• **GOALS**
• a. Please shorten the paragraph in the inheritance thread that begins "I had an inheritance a couple of years ago" into a bulleted list that keeps its main facts.
• b. Carry the inheritance thread forward from its final line with a few more posts in the same conversational style.

• **PAGE TEXT**
------

I had an inheritance a couple of years ago from a close friend in the UK. Because she had no immediate family we had to pay 40% inheritance tax in the UK. She also owned a house in France and the French (because they can) don't recognise the validity of the English will. The palaver went on for over two years. In France if you want to inherit a house you have to pay the inheritance tax before you can take over the house (I think it was 60% but it may have been a bit lower) I suppose if the French want to have such a great welfare state someone has to pay for it
 
The good thing about my inheritance was I didn't have to pay any tax on it in Australia. I'm still waiting for the tax office to ask why I transferred a healthy sum from the UK to Australia. I have my Australian TFN on my UK bank account so maybe they checked it out and didn't bother
 
Die with Zero
In our case it's probably "Die with not very much", having dispersed assets etc to offspring etc.

However, planning for this is fraught with danger, as it really doesn't take account of accidents wiping out one or both.
 
With respect to giving it away before we go, we have for a long time thought it was better to share what we have with the kids while we are alive to see them benefit/enjoy, ans so we have been doling out small amounts of cash, and paying for overseas family holidays for several years.
Ditto, doing what you can, it makes us smile on the inside.
We have been quite influenced recently by the book Die with Zero, which has taken it even a step further in our thinking. Hmm, "every dollar in your bank account represents an experience not enjoyed" is pushing my buttons right now, maybe because of my health 🤷‍♀️.


More to follow....
Must get that book @Seat0B !
And thanks for the new thread .
 
In our case it's probably "Die with not very much", having dispersed assets etc to offspring etc.

------

• **DATA LINES**
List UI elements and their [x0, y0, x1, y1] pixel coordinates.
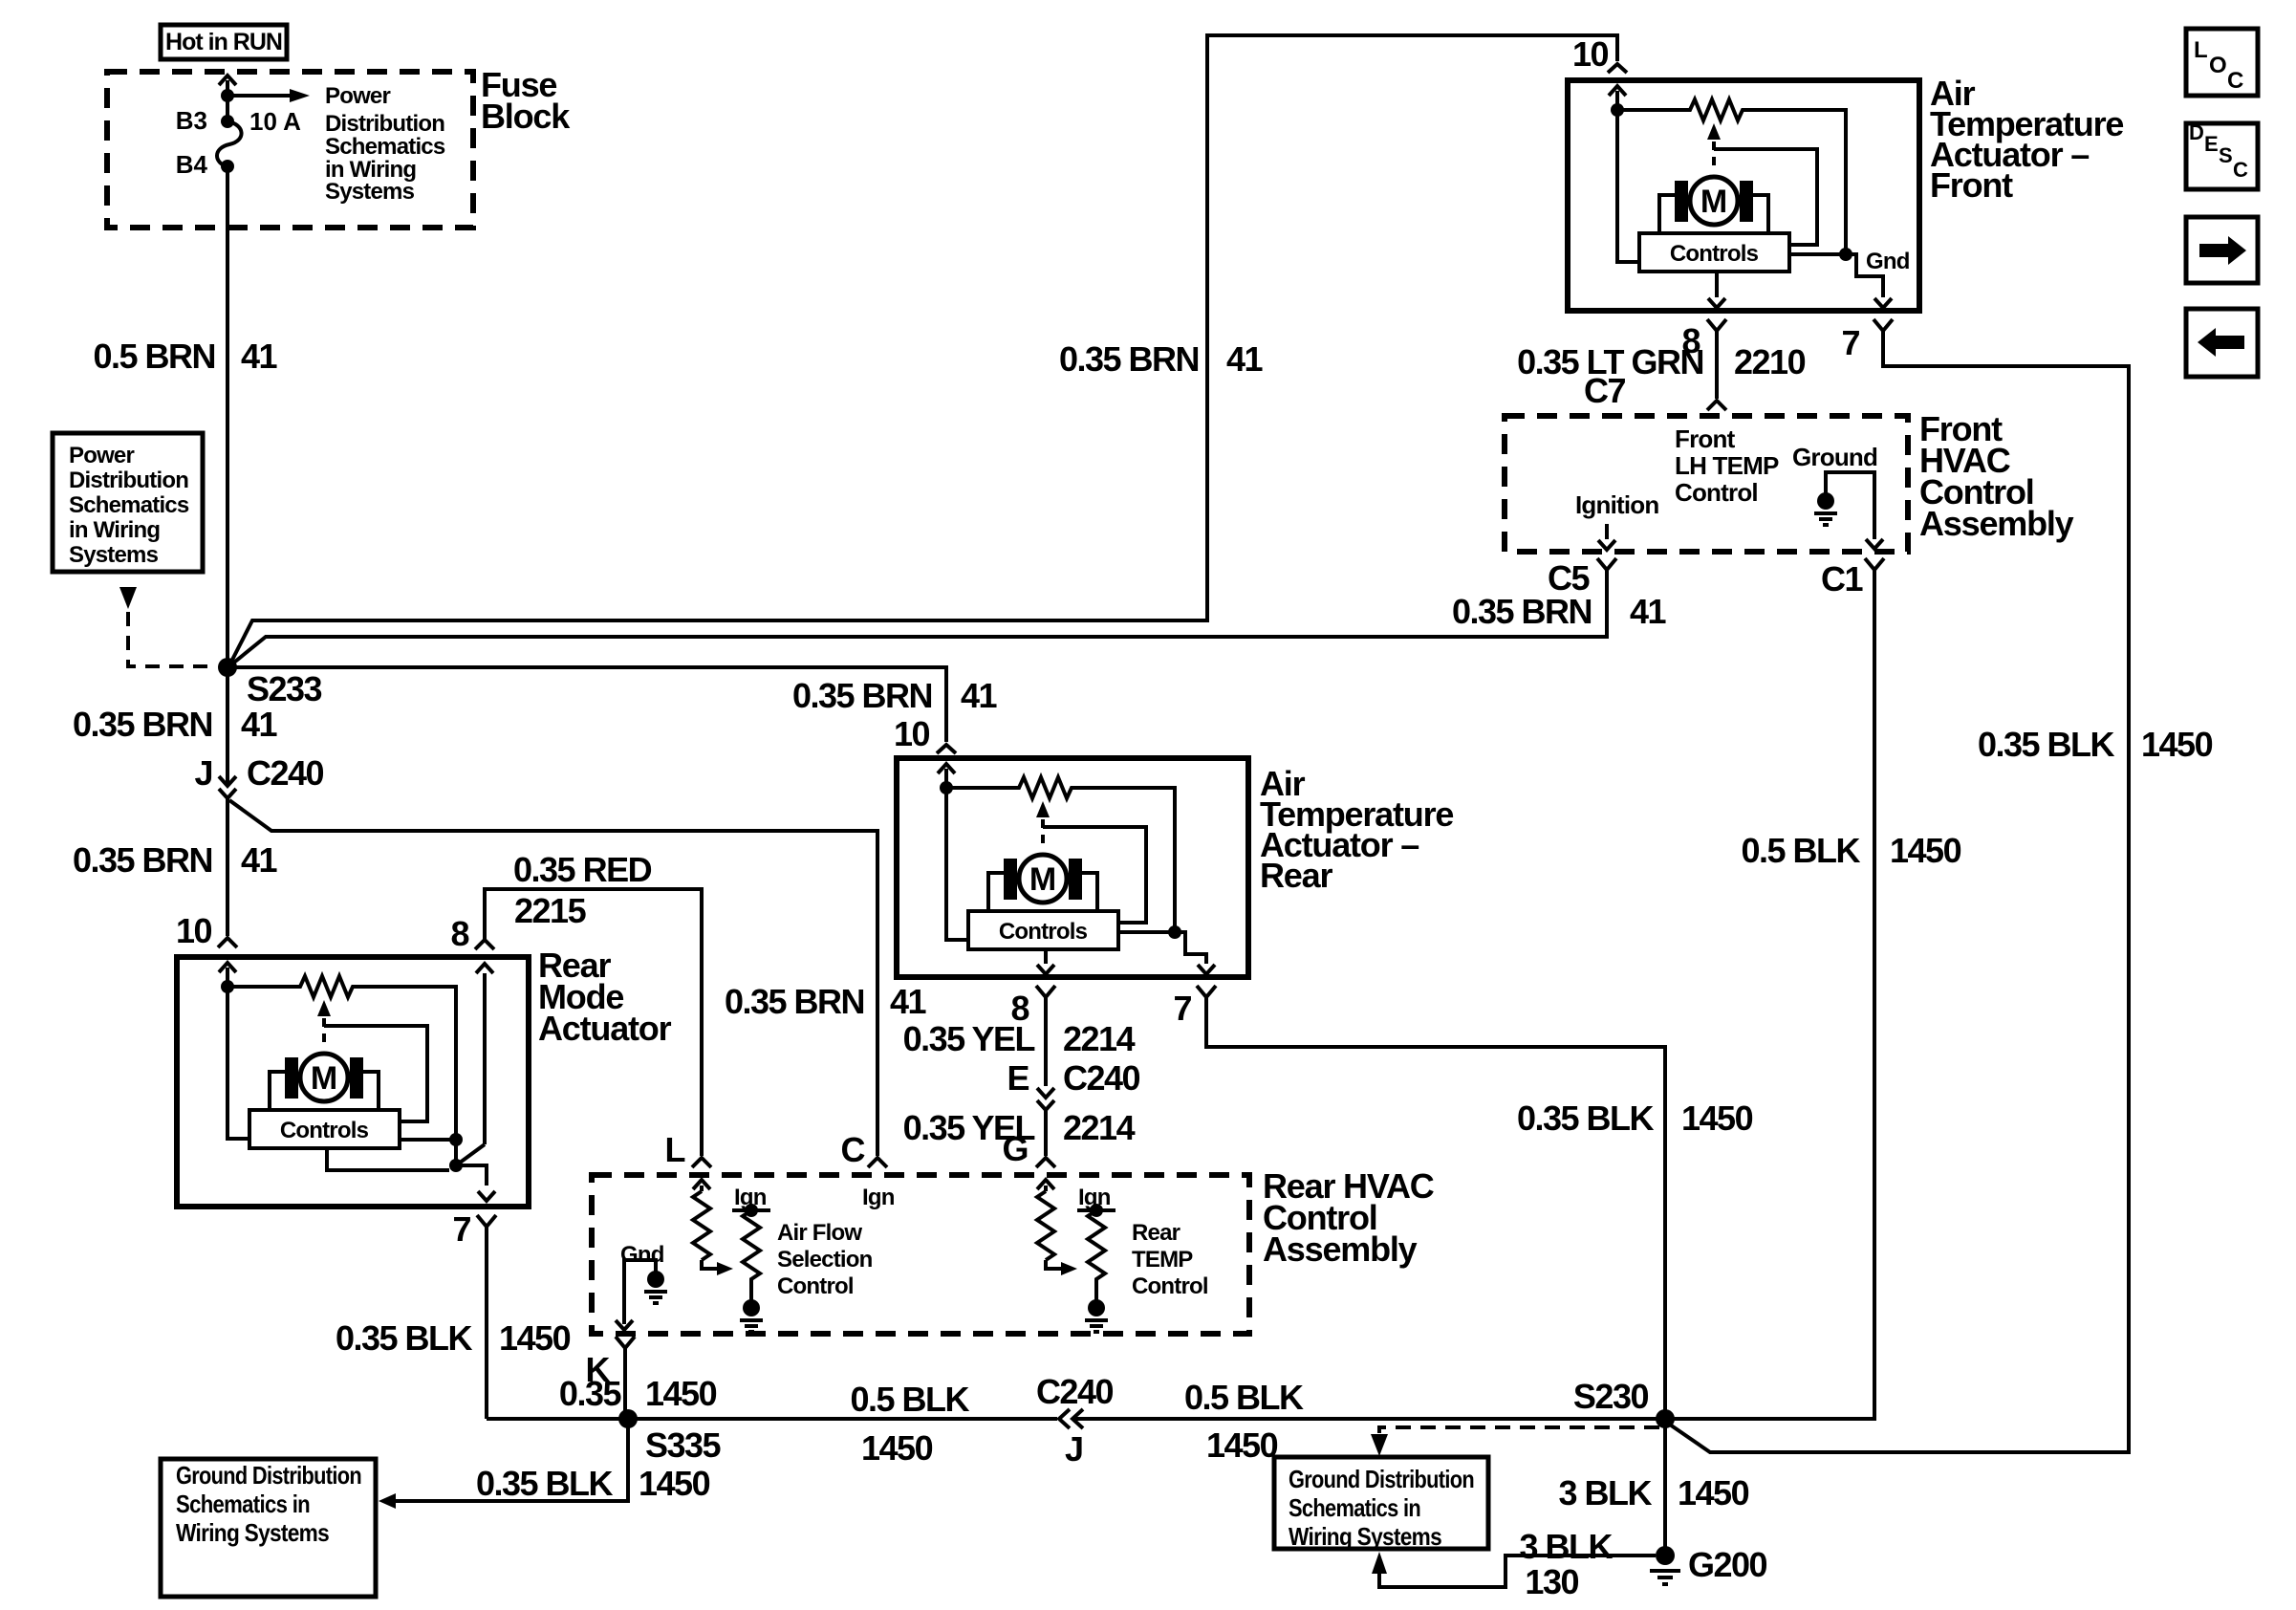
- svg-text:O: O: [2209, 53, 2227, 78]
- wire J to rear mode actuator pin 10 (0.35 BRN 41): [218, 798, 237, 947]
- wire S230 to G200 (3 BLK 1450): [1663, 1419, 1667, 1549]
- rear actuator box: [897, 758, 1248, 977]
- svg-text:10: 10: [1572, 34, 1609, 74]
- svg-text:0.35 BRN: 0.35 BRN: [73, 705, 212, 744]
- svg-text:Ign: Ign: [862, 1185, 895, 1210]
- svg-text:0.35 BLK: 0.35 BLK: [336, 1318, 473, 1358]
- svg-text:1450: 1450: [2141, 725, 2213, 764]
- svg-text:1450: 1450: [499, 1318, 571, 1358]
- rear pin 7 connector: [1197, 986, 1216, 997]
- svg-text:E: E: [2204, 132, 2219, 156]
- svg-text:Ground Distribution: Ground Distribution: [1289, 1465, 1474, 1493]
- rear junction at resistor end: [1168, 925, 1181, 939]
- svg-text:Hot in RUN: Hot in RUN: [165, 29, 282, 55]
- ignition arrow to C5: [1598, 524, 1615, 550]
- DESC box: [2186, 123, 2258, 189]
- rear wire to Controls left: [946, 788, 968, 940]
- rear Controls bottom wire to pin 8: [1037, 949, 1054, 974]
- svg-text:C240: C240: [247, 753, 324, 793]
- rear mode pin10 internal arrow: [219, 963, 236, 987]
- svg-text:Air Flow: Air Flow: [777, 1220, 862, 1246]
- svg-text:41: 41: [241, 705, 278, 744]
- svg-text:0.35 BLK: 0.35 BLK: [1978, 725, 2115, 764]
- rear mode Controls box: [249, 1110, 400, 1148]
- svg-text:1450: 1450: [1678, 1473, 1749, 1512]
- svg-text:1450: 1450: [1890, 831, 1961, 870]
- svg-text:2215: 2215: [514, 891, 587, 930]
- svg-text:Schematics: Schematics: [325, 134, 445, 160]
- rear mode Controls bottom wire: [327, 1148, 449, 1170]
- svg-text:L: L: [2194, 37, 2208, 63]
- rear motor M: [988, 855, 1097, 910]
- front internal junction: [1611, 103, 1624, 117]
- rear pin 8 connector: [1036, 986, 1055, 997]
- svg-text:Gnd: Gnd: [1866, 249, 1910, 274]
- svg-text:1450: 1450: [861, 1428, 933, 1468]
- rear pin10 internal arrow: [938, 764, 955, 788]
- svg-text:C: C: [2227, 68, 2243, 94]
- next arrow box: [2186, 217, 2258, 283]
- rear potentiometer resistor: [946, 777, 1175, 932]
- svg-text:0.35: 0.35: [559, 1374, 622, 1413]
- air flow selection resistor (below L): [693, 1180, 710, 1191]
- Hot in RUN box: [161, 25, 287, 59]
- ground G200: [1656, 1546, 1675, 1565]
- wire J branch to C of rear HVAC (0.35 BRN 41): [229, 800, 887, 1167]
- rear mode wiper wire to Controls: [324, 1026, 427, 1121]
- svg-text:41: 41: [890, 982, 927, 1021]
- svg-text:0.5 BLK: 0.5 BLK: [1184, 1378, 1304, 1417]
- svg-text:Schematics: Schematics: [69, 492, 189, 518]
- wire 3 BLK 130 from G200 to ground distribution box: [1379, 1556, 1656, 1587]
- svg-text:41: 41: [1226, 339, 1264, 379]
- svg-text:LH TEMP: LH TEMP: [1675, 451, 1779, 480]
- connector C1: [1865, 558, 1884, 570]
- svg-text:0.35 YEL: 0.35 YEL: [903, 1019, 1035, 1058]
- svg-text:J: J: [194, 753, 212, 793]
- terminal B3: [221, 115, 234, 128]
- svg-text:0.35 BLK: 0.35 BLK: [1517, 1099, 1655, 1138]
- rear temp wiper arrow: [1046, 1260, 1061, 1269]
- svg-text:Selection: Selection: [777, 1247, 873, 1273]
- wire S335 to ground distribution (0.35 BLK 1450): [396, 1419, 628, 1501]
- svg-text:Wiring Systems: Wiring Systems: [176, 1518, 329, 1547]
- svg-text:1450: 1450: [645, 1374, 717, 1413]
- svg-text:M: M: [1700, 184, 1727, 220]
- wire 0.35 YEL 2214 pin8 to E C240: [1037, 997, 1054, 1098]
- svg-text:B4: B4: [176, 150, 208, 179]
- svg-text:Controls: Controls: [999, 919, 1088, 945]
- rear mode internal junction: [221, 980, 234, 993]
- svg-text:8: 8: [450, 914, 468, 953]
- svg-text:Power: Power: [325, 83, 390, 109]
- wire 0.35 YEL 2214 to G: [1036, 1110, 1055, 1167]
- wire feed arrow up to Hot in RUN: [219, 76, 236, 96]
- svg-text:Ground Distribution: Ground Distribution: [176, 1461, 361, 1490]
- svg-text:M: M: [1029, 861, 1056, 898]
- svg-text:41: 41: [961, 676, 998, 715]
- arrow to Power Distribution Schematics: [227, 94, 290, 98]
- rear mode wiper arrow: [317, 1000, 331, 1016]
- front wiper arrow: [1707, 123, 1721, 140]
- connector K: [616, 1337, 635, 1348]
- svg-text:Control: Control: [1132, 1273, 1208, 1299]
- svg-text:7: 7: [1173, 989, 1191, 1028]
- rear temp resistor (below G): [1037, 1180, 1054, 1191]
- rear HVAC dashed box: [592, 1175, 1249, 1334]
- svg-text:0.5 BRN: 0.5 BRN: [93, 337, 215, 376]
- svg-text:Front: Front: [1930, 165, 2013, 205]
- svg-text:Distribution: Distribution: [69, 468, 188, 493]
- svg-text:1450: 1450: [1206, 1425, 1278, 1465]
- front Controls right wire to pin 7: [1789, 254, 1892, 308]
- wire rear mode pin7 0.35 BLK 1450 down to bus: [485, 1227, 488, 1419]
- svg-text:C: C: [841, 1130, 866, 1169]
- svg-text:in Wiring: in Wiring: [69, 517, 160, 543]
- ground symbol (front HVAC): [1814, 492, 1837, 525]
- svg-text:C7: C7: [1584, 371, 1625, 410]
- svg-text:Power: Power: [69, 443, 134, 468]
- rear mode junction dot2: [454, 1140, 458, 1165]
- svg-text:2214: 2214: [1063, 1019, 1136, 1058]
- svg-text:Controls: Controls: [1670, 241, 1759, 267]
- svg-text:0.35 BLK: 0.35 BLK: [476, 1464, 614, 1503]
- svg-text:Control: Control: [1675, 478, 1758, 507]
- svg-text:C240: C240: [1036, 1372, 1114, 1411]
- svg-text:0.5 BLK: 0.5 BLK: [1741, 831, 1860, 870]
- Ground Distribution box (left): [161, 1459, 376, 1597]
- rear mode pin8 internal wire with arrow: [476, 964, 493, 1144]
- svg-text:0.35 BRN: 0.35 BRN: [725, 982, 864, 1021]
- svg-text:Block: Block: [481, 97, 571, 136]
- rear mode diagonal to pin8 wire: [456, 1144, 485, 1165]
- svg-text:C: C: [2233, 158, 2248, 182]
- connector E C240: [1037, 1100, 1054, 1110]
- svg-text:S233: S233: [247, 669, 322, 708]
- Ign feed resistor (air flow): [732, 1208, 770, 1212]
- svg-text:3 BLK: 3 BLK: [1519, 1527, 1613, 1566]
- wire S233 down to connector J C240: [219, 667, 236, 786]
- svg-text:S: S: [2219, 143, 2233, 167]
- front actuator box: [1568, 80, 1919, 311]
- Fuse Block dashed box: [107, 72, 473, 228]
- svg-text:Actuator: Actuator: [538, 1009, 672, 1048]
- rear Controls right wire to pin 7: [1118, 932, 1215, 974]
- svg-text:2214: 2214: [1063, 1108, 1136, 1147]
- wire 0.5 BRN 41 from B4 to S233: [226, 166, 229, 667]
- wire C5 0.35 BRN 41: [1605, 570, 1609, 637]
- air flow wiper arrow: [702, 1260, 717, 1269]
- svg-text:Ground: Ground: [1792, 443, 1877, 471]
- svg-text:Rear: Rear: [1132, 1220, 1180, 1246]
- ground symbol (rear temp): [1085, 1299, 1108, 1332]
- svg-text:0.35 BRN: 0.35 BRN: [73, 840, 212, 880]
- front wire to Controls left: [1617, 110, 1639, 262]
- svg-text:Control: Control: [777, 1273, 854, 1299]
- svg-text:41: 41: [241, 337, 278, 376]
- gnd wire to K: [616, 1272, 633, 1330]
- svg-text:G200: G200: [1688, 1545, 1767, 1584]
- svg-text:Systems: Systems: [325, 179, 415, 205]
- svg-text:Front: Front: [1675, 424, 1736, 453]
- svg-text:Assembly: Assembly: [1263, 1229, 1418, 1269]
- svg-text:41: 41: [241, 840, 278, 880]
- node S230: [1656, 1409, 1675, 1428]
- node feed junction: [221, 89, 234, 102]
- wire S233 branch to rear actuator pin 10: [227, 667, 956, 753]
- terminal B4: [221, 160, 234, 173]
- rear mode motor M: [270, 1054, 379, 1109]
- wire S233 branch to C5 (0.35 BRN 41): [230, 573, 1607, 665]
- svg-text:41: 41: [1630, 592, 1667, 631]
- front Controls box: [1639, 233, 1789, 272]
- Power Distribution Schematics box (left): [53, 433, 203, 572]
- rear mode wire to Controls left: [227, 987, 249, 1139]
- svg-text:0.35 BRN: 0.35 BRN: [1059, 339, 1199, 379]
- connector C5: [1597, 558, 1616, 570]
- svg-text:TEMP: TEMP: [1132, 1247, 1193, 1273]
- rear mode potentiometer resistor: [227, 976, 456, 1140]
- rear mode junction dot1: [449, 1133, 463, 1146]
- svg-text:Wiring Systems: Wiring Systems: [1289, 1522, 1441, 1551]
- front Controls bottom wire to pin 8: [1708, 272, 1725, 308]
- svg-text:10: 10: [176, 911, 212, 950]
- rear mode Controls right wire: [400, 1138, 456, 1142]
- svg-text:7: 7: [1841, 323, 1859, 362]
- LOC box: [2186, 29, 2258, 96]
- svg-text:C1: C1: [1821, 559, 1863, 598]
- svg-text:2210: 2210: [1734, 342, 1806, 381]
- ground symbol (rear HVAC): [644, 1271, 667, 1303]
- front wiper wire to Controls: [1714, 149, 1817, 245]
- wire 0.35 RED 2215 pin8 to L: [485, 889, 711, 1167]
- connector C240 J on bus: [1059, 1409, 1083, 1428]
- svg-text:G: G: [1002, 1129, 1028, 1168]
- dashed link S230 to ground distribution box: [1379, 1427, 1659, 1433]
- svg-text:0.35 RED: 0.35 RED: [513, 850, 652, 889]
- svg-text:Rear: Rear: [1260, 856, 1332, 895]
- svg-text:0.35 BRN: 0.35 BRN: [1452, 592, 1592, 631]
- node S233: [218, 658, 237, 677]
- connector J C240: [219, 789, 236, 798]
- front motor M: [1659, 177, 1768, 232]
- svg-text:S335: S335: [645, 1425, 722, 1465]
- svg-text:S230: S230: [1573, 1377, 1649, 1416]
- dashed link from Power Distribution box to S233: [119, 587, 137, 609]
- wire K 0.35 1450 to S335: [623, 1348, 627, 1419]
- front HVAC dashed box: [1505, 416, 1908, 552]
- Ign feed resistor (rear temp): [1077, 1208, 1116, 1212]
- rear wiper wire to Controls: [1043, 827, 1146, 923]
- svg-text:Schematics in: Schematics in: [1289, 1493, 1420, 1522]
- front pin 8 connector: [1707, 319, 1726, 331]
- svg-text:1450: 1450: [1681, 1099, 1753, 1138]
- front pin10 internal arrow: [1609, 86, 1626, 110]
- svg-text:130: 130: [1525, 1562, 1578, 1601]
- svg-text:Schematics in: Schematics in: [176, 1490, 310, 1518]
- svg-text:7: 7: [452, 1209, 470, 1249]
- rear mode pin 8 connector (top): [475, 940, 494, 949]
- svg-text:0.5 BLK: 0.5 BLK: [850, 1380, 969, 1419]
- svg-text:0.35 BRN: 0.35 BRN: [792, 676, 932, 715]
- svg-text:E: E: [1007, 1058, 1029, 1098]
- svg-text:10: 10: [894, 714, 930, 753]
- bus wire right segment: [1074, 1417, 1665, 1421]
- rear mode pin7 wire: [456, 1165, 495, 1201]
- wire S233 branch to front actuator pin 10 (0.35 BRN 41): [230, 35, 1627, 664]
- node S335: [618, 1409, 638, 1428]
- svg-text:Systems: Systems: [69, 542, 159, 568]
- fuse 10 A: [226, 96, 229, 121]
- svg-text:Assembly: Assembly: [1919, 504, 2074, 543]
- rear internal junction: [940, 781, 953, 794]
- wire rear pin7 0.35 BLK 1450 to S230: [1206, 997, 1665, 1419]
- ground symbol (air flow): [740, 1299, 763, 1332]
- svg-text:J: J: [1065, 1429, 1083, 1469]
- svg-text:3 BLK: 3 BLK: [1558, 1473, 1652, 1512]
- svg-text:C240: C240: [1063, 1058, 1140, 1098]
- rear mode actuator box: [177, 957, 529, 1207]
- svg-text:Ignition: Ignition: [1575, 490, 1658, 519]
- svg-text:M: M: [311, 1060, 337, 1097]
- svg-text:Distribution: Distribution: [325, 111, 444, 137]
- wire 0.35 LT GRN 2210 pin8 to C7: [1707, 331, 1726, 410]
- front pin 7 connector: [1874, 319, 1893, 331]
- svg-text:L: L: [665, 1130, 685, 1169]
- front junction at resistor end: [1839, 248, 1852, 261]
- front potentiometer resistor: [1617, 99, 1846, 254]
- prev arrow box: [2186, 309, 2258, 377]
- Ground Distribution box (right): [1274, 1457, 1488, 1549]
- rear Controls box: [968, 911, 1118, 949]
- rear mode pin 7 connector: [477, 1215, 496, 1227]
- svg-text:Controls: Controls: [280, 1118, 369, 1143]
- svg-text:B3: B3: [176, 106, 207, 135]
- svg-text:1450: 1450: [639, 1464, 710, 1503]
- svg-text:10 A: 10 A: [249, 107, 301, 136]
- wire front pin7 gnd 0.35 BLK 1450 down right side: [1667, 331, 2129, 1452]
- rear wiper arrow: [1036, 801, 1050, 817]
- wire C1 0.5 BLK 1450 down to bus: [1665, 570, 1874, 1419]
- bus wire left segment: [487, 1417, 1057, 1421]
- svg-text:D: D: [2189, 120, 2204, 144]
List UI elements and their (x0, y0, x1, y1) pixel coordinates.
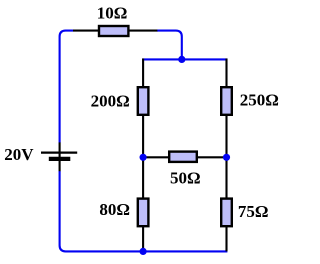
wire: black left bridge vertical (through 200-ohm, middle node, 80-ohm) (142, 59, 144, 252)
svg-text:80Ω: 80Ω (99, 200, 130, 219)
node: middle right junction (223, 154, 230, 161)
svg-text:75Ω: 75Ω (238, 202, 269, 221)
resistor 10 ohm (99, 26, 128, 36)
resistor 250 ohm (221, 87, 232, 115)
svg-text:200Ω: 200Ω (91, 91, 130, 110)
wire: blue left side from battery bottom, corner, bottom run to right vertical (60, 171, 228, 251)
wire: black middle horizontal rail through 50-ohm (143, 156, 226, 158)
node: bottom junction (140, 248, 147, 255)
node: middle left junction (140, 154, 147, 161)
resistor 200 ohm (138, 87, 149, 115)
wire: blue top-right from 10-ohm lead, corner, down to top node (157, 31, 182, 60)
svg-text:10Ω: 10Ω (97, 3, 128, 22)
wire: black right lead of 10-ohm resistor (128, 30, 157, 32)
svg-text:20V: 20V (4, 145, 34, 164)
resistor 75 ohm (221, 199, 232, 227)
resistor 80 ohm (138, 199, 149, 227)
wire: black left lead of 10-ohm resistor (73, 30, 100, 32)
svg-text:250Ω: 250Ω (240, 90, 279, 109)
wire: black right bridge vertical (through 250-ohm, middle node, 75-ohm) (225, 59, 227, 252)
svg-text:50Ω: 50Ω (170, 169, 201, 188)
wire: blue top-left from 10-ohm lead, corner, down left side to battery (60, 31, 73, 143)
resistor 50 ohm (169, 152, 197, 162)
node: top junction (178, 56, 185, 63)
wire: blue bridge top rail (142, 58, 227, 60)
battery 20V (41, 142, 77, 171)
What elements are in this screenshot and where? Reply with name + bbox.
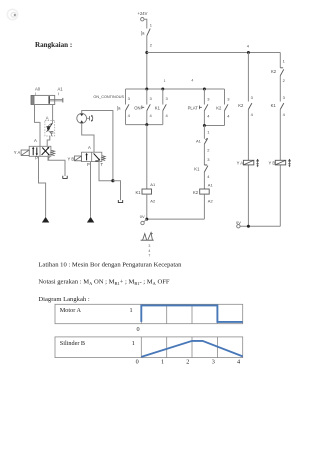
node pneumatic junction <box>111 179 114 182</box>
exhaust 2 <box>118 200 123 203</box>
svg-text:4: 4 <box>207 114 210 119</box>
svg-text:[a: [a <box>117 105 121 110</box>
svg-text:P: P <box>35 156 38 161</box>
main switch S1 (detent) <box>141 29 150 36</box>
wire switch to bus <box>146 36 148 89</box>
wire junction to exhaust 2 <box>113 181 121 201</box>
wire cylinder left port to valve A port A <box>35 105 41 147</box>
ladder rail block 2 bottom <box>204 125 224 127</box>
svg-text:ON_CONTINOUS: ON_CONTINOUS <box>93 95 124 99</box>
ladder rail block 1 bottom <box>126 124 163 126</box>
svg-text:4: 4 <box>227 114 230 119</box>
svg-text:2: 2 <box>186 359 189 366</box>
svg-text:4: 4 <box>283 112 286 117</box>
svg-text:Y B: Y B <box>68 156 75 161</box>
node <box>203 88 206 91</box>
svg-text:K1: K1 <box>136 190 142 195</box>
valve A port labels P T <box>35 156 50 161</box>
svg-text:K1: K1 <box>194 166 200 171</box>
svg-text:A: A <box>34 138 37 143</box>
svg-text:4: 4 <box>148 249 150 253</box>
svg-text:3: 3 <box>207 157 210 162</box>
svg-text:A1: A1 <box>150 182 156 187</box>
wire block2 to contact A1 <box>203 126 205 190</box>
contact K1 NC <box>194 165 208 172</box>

------

• **ANSWER LIST**
• a.
- A couple of years ago, the writer inherited from a close friend in the UK.
- Because the friend had no immediate family, 40% inheritance tax was paid in the UK.
- The friend also owned a house in France, where the English will was not recognised.
- The process dragged on for over two years.
- In France, inheritance tax must be paid before taking over a house. The writer recalls the rate as 60%, possibly somewhat lower.

• b.
However, planning for this is fraught with danger, as it really doesn't take account of accidents wiping out one or both.
All of the "give it away" approach is fraught with the particular danger of "longevity risk" - how much will you realistically need to salt away for your own aged care?

And yes, the possibility of a sudden and unpredicted demise means it's a good idea to have back up plans in place so that things don't end up as a bunfight, or not very tax effective, or leaving the family, or going to people you did not want to support etc etc etc.

It's quite complex for sure even without the added complications of family being in different countries.
 
However a times one's demise is instant~unforeseen and not planned in advance.
For some when the time slowly comes they may not have the capacity to transfer assets in a planned manner.
Totally agree with you on this @Mwenenzi - the need to have a Plan B in place is very real as none of us really knows when our number will come up.

And capacity is a minefield. My dear old dad had serious dementia, and we were super glad that we got arrangements in place just before he lost capacity. We really only did the power of attorney and will at the nagging of Seat Son, who was then a baby lawyer and happy to give advice to us all (just not to follow it himself, it seems 😆). And it was only a matter of weeks later that he started to lose the plot. A very close call.

But we did not think to get my sister or me appointed to manage his "My Aged Care" before it was clear he had lost capacity and could not consent to us receiving information or making decisions for him. That meant that mum had to do it all at a time of stress and distress, high personal workload caring for dad, her own old age, and it was really cruel. I honestly don't know what they would have done if mum did not step up. So lucky that dad passed away quite quickly in the end. We have this sorted now for mum's My Aged Care.

So that is another tip - get additional supporters appointed onto My Aged Care accounts while the loved one still has the capacity to consent to this.
 
I like the idea of transferring major funds to a joint account. We did this, urgently, two days before mum died on the advice of a lawyer. Both brother and I had P of A so as soon as the lawyer said that, I dragged him out of work, told him not to answer the phone and straight to the bank. It meant as soon as we felt able after her passing we simply transferred the funds to each other. But it's non cash assets that's the issue.

This was advice from our lawyer. It isn't to be considered legal advice here. 😉 B lives in UK. A lives in Australia.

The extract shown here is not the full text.